# Directions
Find the lines that include the string "natural" and report how many there are. Give no other text.

============

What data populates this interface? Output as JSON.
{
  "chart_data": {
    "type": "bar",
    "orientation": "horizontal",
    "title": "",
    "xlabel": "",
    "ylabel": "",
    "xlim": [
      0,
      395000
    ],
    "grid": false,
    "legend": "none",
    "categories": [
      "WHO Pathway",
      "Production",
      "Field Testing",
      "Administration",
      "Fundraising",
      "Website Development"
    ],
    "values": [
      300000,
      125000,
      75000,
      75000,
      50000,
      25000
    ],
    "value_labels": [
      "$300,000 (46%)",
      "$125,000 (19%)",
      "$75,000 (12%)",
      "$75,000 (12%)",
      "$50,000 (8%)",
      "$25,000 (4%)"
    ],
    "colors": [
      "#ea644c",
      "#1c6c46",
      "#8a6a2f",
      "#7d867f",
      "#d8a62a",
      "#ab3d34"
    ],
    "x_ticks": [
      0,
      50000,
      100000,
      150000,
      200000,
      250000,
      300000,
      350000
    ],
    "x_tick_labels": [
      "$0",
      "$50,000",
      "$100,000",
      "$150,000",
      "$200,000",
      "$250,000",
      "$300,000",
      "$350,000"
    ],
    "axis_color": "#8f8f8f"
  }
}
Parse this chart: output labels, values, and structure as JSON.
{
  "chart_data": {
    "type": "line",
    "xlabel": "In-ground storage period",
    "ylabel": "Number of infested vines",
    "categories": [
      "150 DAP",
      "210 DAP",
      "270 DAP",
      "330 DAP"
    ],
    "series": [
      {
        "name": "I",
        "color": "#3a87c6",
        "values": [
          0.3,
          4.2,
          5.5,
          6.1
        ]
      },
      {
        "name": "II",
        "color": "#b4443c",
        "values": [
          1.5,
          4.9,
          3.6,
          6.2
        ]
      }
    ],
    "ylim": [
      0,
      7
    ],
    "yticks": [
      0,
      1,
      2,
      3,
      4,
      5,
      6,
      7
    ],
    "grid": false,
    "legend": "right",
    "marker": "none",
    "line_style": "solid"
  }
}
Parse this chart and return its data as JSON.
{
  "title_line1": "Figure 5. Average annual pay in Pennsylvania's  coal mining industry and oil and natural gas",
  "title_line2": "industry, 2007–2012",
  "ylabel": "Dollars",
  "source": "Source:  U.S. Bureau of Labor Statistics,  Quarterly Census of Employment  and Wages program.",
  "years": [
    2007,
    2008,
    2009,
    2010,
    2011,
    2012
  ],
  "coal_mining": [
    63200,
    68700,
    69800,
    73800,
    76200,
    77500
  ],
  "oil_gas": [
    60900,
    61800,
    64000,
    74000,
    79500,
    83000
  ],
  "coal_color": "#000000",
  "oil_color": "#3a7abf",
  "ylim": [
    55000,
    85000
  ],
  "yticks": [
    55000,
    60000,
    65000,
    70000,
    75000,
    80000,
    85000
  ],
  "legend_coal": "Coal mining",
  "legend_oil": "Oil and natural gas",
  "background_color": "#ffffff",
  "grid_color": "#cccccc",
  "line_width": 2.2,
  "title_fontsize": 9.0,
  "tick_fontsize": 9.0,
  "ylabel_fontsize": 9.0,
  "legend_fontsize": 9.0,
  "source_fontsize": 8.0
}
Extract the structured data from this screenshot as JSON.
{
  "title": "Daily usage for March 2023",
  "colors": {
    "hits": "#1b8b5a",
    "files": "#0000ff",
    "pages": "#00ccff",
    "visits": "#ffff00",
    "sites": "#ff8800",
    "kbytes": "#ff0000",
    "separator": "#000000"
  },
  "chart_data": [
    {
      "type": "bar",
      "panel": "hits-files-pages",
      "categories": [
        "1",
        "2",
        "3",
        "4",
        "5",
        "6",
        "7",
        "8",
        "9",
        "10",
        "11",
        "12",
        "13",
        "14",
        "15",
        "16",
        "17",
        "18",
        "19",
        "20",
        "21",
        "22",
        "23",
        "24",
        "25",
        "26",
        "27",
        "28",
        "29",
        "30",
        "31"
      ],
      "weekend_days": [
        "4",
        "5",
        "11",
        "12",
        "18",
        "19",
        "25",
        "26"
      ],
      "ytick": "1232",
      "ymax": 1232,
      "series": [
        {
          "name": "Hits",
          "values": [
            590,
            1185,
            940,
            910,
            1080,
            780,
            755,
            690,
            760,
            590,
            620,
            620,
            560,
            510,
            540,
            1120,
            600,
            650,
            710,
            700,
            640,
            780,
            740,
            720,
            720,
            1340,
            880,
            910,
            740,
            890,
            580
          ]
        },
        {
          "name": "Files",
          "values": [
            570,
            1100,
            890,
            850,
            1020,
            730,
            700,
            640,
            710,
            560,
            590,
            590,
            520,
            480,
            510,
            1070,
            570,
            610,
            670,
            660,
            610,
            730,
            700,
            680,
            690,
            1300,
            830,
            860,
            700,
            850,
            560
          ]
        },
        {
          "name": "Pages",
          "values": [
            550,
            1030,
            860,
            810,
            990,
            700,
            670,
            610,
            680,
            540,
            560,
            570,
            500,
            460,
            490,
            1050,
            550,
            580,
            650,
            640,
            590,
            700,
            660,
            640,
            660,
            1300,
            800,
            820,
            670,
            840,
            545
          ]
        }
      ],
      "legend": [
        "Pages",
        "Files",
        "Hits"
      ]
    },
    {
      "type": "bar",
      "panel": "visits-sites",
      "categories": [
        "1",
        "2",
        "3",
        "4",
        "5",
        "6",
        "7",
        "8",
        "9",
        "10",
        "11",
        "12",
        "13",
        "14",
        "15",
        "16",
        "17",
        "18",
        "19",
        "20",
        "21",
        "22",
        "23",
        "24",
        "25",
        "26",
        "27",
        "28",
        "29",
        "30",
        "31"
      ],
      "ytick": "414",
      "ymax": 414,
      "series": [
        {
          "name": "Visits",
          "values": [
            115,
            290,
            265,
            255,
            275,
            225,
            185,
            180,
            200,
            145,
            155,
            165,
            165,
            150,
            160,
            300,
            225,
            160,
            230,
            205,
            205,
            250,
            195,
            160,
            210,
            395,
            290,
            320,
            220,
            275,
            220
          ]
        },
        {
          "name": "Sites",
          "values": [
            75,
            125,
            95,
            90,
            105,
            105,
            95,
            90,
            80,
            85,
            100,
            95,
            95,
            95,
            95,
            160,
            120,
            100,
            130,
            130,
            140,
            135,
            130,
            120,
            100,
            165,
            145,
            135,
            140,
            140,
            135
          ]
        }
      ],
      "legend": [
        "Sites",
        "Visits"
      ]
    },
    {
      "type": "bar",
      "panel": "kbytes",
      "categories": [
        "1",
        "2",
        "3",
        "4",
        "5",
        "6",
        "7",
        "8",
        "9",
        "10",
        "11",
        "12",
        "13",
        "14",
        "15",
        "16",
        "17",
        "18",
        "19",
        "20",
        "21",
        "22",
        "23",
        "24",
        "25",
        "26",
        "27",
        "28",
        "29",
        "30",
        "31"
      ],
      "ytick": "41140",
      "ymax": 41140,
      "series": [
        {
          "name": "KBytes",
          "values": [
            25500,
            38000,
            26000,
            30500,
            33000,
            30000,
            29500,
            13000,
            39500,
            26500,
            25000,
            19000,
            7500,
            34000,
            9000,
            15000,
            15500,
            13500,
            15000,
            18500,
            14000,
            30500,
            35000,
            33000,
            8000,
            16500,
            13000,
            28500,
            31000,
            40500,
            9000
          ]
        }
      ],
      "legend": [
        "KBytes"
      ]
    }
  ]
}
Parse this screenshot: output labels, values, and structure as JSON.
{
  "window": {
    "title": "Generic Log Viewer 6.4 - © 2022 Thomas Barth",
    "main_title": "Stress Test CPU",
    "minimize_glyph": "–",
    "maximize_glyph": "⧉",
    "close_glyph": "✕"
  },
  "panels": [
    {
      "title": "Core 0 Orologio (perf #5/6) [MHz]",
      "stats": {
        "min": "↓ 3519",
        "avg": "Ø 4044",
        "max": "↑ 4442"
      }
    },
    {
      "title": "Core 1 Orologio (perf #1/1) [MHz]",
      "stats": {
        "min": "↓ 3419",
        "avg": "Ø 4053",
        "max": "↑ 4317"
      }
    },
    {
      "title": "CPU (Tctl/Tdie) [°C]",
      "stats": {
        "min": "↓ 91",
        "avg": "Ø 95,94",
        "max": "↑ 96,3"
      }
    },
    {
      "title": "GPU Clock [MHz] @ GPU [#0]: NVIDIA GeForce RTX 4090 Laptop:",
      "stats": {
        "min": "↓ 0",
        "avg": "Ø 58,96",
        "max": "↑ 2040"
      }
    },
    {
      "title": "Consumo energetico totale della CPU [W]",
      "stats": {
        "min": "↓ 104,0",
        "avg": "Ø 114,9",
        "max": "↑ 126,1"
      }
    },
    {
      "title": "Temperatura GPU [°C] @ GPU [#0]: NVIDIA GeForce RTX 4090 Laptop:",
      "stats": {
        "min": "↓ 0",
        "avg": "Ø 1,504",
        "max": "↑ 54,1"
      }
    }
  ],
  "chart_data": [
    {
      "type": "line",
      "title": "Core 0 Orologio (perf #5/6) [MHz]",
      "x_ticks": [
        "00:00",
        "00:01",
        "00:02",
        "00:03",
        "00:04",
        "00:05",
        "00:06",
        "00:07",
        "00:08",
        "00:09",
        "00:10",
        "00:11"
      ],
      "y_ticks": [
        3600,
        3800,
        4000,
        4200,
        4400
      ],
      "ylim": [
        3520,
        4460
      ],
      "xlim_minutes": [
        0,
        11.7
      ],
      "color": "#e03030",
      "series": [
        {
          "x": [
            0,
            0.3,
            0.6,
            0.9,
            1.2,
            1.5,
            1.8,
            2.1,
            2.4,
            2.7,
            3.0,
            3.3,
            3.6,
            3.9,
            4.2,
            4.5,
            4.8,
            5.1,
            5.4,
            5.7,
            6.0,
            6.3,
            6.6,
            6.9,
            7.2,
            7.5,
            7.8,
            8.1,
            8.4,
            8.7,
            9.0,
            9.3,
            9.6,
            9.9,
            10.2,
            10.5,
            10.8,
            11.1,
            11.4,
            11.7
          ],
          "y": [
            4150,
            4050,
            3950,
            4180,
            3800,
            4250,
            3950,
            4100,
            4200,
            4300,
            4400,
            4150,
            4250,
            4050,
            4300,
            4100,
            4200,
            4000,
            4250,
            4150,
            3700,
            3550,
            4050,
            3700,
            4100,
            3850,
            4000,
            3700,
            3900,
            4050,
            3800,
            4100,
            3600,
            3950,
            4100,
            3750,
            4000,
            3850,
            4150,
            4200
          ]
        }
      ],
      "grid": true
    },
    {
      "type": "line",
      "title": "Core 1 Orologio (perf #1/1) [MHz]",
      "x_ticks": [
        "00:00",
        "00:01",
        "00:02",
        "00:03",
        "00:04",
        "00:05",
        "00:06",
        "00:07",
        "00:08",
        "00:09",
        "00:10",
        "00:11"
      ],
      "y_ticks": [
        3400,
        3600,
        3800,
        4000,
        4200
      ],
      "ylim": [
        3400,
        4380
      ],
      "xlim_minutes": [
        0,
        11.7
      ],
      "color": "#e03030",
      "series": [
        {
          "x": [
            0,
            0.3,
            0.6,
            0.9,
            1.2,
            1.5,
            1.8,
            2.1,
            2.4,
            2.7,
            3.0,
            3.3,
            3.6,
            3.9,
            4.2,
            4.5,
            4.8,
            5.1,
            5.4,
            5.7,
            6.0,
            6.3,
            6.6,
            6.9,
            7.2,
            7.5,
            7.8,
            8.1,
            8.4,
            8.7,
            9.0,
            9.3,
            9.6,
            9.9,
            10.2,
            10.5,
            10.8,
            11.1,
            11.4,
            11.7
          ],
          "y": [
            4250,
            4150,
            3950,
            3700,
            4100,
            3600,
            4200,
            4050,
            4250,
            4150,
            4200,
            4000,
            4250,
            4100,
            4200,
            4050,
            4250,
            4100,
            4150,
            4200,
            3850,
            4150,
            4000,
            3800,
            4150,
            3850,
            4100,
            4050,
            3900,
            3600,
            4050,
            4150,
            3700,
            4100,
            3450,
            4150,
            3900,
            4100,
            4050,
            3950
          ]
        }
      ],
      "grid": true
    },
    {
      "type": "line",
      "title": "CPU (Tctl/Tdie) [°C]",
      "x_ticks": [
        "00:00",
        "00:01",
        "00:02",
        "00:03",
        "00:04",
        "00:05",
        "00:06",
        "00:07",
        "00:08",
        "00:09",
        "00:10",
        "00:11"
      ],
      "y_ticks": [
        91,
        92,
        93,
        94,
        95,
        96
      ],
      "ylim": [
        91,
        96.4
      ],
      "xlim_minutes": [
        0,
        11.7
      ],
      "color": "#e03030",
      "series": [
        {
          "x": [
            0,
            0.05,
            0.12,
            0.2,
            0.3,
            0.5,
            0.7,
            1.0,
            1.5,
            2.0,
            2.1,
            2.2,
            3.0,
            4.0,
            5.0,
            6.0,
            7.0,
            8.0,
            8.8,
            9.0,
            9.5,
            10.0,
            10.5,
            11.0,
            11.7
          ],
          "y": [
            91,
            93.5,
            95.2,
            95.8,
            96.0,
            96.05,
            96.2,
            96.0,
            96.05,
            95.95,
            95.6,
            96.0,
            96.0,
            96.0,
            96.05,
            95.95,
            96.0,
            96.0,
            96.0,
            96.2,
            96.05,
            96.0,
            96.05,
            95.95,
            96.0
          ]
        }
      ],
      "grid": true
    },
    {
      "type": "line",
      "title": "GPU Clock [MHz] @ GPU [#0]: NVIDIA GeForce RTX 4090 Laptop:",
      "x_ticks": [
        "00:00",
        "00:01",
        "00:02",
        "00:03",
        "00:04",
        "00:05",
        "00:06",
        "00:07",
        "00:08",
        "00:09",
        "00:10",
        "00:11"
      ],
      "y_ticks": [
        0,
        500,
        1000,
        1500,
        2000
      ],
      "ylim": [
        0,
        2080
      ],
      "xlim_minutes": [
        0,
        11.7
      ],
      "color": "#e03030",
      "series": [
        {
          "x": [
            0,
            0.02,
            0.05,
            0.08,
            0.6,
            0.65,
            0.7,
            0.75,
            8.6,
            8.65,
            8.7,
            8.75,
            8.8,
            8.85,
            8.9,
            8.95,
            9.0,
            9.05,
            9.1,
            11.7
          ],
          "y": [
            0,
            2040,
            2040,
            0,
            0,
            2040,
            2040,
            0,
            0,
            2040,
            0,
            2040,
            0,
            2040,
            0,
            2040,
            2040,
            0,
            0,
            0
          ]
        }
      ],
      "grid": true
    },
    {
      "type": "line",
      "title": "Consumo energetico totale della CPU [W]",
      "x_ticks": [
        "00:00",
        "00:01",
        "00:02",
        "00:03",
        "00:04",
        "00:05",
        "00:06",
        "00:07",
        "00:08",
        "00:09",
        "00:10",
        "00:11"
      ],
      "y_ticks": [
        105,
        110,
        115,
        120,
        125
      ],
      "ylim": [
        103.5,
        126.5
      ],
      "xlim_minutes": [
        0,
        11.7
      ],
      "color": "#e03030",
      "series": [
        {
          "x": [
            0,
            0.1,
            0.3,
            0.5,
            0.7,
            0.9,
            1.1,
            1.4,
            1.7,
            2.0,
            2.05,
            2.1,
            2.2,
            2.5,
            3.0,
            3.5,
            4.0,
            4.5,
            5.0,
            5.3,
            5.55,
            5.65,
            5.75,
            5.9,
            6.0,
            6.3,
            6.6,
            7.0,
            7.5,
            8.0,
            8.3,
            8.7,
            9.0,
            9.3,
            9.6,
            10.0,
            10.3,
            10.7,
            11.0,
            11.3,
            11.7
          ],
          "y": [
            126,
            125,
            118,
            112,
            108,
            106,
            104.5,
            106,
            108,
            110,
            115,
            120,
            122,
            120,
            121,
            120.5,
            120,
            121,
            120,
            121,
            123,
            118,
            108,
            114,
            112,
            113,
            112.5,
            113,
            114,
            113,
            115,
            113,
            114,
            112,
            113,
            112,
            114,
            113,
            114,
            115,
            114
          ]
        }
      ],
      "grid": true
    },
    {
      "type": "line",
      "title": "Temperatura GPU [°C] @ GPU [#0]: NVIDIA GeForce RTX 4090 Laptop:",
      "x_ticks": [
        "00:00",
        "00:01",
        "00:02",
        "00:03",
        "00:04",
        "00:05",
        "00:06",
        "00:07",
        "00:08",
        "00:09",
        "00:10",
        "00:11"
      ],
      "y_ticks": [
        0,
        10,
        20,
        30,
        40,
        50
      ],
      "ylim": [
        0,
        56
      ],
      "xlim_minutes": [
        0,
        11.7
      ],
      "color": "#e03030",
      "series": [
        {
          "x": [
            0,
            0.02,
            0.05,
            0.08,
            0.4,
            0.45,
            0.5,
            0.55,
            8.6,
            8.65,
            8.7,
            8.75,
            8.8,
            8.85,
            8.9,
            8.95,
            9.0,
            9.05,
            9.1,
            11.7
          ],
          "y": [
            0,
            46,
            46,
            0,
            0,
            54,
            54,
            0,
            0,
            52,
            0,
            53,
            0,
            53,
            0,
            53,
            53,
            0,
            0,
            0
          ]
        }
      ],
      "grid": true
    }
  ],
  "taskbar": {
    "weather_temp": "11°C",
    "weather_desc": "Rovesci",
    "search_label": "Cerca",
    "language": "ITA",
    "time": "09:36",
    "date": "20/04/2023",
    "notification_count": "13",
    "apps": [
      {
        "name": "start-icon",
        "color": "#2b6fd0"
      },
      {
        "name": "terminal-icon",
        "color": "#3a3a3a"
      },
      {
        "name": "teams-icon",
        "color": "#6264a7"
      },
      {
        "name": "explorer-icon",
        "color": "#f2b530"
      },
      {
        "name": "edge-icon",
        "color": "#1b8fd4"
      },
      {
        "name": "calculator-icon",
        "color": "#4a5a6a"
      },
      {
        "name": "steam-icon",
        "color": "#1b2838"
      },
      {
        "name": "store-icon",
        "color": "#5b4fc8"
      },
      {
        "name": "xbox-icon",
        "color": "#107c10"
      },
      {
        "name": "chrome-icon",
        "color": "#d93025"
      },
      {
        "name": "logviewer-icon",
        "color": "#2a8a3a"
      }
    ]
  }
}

============

# Correct response
2